Prompt: The records below should be written out again, exactly.

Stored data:
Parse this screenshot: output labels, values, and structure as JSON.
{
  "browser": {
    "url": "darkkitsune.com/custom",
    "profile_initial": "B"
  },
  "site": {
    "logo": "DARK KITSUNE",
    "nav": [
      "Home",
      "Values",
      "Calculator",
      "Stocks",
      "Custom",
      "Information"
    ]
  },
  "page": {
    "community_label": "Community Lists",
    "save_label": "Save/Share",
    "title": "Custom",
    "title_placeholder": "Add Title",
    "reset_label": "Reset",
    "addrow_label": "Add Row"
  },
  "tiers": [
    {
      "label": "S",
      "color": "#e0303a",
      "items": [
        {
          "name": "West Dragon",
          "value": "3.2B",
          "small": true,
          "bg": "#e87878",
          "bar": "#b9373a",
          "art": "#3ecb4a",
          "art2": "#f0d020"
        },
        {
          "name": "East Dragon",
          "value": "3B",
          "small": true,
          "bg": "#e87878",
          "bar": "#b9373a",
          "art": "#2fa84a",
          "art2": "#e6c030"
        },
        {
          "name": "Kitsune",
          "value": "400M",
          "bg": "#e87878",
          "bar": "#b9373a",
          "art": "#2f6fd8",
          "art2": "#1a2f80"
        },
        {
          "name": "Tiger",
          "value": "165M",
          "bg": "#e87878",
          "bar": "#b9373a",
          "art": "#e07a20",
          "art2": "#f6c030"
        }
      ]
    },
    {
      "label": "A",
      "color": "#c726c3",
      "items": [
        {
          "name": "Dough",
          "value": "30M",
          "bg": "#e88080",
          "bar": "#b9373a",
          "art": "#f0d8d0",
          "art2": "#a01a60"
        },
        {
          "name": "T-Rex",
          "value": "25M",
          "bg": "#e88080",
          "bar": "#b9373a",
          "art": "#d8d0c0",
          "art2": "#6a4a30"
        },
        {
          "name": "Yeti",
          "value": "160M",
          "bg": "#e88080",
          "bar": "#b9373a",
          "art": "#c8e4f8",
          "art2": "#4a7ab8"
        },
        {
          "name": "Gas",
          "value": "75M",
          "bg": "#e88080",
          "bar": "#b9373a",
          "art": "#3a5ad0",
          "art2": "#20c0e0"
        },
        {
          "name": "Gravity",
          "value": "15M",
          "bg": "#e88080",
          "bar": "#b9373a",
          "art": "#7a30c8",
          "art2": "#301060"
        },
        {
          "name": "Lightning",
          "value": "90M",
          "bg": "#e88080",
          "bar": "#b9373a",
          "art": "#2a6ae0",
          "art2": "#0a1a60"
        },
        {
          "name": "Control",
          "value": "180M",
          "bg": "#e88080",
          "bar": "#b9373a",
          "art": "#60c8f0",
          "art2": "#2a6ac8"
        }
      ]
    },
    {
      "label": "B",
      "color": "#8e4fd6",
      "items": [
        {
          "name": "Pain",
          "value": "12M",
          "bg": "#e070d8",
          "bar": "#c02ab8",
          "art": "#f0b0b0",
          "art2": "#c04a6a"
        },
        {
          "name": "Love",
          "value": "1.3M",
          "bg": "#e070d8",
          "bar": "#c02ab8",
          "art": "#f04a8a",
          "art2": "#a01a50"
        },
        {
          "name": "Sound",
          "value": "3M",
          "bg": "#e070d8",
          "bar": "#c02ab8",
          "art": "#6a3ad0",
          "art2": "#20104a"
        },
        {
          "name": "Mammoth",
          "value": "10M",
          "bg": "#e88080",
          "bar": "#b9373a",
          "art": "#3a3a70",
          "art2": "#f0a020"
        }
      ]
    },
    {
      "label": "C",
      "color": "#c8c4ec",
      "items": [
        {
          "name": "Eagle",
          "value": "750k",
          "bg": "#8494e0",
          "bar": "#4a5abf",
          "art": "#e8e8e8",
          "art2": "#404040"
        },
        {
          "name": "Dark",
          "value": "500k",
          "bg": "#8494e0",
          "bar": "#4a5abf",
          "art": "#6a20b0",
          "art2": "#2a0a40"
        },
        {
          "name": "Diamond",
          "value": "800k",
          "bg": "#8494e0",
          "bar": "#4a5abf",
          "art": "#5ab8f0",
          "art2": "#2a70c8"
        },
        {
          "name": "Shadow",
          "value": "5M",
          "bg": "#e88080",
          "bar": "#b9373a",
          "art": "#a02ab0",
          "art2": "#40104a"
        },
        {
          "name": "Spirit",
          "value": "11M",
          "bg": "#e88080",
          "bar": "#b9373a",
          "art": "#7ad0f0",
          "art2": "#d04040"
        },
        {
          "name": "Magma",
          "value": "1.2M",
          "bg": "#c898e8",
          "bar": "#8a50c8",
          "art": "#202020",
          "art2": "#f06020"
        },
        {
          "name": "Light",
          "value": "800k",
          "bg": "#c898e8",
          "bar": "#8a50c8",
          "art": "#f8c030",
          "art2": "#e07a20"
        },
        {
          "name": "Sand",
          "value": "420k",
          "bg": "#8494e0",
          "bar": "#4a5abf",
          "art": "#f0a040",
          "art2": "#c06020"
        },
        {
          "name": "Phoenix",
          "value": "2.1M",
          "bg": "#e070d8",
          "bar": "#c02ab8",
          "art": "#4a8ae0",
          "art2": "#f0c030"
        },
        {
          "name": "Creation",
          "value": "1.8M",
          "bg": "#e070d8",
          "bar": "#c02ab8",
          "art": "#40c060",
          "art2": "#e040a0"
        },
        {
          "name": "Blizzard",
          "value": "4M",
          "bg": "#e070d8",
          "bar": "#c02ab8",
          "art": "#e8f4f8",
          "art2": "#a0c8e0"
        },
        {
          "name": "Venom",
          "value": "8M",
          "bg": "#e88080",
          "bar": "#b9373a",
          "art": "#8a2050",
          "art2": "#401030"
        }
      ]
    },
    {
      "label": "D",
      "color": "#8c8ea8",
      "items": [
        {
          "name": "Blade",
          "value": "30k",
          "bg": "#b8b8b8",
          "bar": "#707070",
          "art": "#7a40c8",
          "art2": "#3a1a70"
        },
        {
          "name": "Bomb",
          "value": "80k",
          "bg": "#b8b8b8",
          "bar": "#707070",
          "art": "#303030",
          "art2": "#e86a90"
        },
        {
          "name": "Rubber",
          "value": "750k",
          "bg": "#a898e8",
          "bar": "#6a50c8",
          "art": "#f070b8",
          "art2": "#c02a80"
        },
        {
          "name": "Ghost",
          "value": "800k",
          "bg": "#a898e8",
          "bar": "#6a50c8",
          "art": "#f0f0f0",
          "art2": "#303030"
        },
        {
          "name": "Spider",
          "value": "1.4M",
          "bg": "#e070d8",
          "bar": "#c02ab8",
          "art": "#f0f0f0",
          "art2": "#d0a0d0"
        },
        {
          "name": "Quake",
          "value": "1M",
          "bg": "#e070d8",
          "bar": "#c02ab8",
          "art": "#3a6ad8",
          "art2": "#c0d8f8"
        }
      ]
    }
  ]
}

Result for this task:
Parse this screenshot: output labels, values, and structure as JSON.
{
  "browser": {
    "url": "darkkitsune.com/custom",
    "profile_initial": "B"
  },
  "site": {
    "logo": "DARK KITSUNE",
    "nav": [
      "Home",
      "Values",
      "Calculator",
      "Stocks",
      "Custom",
      "Information"
    ]
  },
  "page": {
    "community_label": "Community Lists",
    "save_label": "Save/Share",
    "title": "Custom",
    "title_placeholder": "Add Title",
    "reset_label": "Reset",
    "addrow_label": "Add Row"
  },
  "tiers": [
    {
      "label": "S",
      "color": "#e0303a",
      "items": [
        {
          "name": "West Dragon",
          "value": "3.2B",
          "small": true,
          "bg": "#e87878",
          "bar": "#b9373a",
          "art": "#3ecb4a",
          "art2": "#f0d020"
        },
        {
          "name": "East Dragon",
          "value": "3B",
          "small": true,
          "bg": "#e87878",
          "bar": "#b9373a",
          "art": "#2fa84a",
          "art2": "#e6c030"
        },
        {
          "name": "Kitsune",
          "value": "400M",
          "bg": "#e87878",
          "bar": "#b9373a",
          "art": "#2f6fd8",
          "art2": "#1a2f80"
        },
        {
          "name": "Tiger",
          "value": "165M",
          "bg": "#e87878",
          "bar": "#b9373a",
          "art": "#e07a20",
          "art2": "#f6c030"
        }
      ]
    },
    {
      "label": "A",
      "color": "#c726c3",
      "items": [
        {
          "name": "Dough",
          "value": "30M",
          "bg": "#e88080",
          "bar": "#b9373a",
          "art": "#f0d8d0",
          "art2": "#a01a60"
        },
        {
          "name": "T-Rex",
          "value": "25M",
          "bg": "#e88080",
          "bar": "#b9373a",
          "art": "#d8d0c0",
          "art2": "#6a4a30"
        },
        {
          "name": "Yeti",
          "value": "160M",
          "bg": "#e88080",
          "bar": "#b9373a",
          "art": "#c8e4f8",
          "art2": "#4a7ab8"
        },
        {
          "name": "Gas",
          "value": "75M",
          "bg": "#e88080",
          "bar": "#b9373a",
          "art": "#3a5ad0",
          "art2": "#20c0e0"
        },
        {
          "name": "Gravity",
          "value": "15M",
          "bg": "#e88080",
          "bar": "#b9373a",
          "art": "#7a30c8",
          "art2": "#301060"
        },
        {
          "name": "Lightning",
          "value": "90M",
          "bg": "#e88080",
          "bar": "#b9373a",
          "art": "#2a6ae0",
          "art2": "#0a1a60"
        },
        {
          "name": "Control",
          "value": "180M",
          "bg": "#e88080",
          "bar": "#b9373a",
          "art": "#60c8f0",
          "art2": "#2a6ac8"
        }
      ]
    },
    {
      "label": "B",
      "color": "#8e4fd6",
      "items": [
        {
          "name": "Pain",
          "value": "12M",
          "bg": "#e070d8",
          "bar": "#c02ab8",
          "art": "#f0b0b0",
          "art2": "#c04a6a"
        },
        {
          "name": "Love",
          "value": "1.3M",
          "bg": "#e070d8",
          "bar": "#c02ab8",
          "art": "#f04a8a",
          "art2": "#a01a50"
        },
        {
          "name": "Sound",
          "value": "3M",
          "bg": "#e070d8",
          "bar": "#c02ab8",
          "art": "#6a3ad0",
          "art2": "#20104a"
        },
        {
          "name": "Mammoth",
          "value": "10M",
          "bg": "#e88080",
          "bar": "#b9373a",
          "art": "#3a3a70",
          "art2": "#f0a020"
        }
      ]
    },
    {
      "label": "C",
      "color": "#c8c4ec",
      "items": [
        {
          "name": "Eagle",
          "value": "750k",
          "bg": "#8494e0",
          "bar": "#4a5abf",
          "art": "#e8e8e8",
          "art2": "#404040"
        },
        {
          "name": "Dark",
          "value": "500k",
          "bg": "#8494e0",
          "bar": "#4a5abf",
          "art": "#6a20b0",
          "art2": "#2a0a40"
        },
        {
          "name": "Diamond",
          "value": "800k",
          "bg": "#8494e0",
          "bar": "#4a5abf",
          "art": "#5ab8f0",
          "art2": "#2a70c8"
        },
        {
          "name": "Shadow",
          "value": "5M",
          "bg": "#e88080",
          "bar": "#b9373a",
          "art": "#a02ab0",
          "art2": "#40104a"
        },
        {
          "name": "Spirit",
          "value": "11M",
          "bg": "#e88080",
          "bar": "#b9373a",
          "art": "#7ad0f0",
          "art2": "#d04040"
        },
        {
          "name": "Magma",
          "value": "1.2M",
          "bg": "#c898e8",
          "bar": "#8a50c8",
          "art": "#202020",
          "art2": "#f06020"
        },
        {
          "name": "Light",
          "value": "800k",
          "bg": "#c898e8",
          "bar": "#8a50c8",
          "art": "#f8c030",
          "art2": "#e07a20"
        },
        {
          "name": "Sand",
          "value": "420k",
          "bg": "#8494e0",
          "bar": "#4a5abf",
          "art": "#f0a040",
          "art2": "#c06020"
        },
        {
          "name": "Phoenix",
          "value": "2.1M",
          "bg": "#e070d8",
          "bar": "#c02ab8",
          "art": "#4a8ae0",
          "art2": "#f0c030"
        },
        {
          "name": "Creation",
          "value": "1.8M",
          "bg": "#e070d8",
          "bar": "#c02ab8",
          "art": "#40c060",
          "art2": "#e040a0"
        },
        {
          "name": "Blizzard",
          "value": "4M",
          "bg": "#e070d8",
          "bar": "#c02ab8",
          "art": "#e8f4f8",
          "art2": "#a0c8e0"
        },
        {
          "name": "Venom",
          "value": "8M",
          "bg": "#e88080",
          "bar": "#b9373a",
          "art": "#8a2050",
          "art2": "#401030"
        }
      ]
    },
    {
      "label": "D",
      "color": "#8c8ea8",
      "items": [
        {
          "name": "Blade",
          "value": "30k",
          "bg": "#b8b8b8",
          "bar": "#707070",
          "art": "#7a40c8",
          "art2": "#3a1a70"
        },
        {
          "name": "Bomb",
          "value": "80k",
          "bg": "#b8b8b8",
          "bar": "#707070",
          "art": "#303030",
          "art2": "#e86a90"
        },
        {
          "name": "Rubber",
          "value": "750k",
          "bg": "#a898e8",
          "bar": "#6a50c8",
          "art": "#f070b8",
          "art2": "#c02a80"
        },
        {
          "name": "Ghost",
          "value": "800k",
          "bg": "#a898e8",
          "bar": "#6a50c8",
          "art": "#f0f0f0",
          "art2": "#303030"
        },
        {
          "name": "Spider",
          "value": "1.4M",
          "bg": "#e070d8",
          "bar": "#c02ab8",
          "art": "#f0f0f0",
          "art2": "#d0a0d0"
        },
        {
          "name": "Quake",
          "value": "1M",
          "bg": "#e070d8",
          "bar": "#c02ab8",
          "art": "#3a6ad8",
          "art2": "#c0d8f8"
        }
      ]
    }
  ]
}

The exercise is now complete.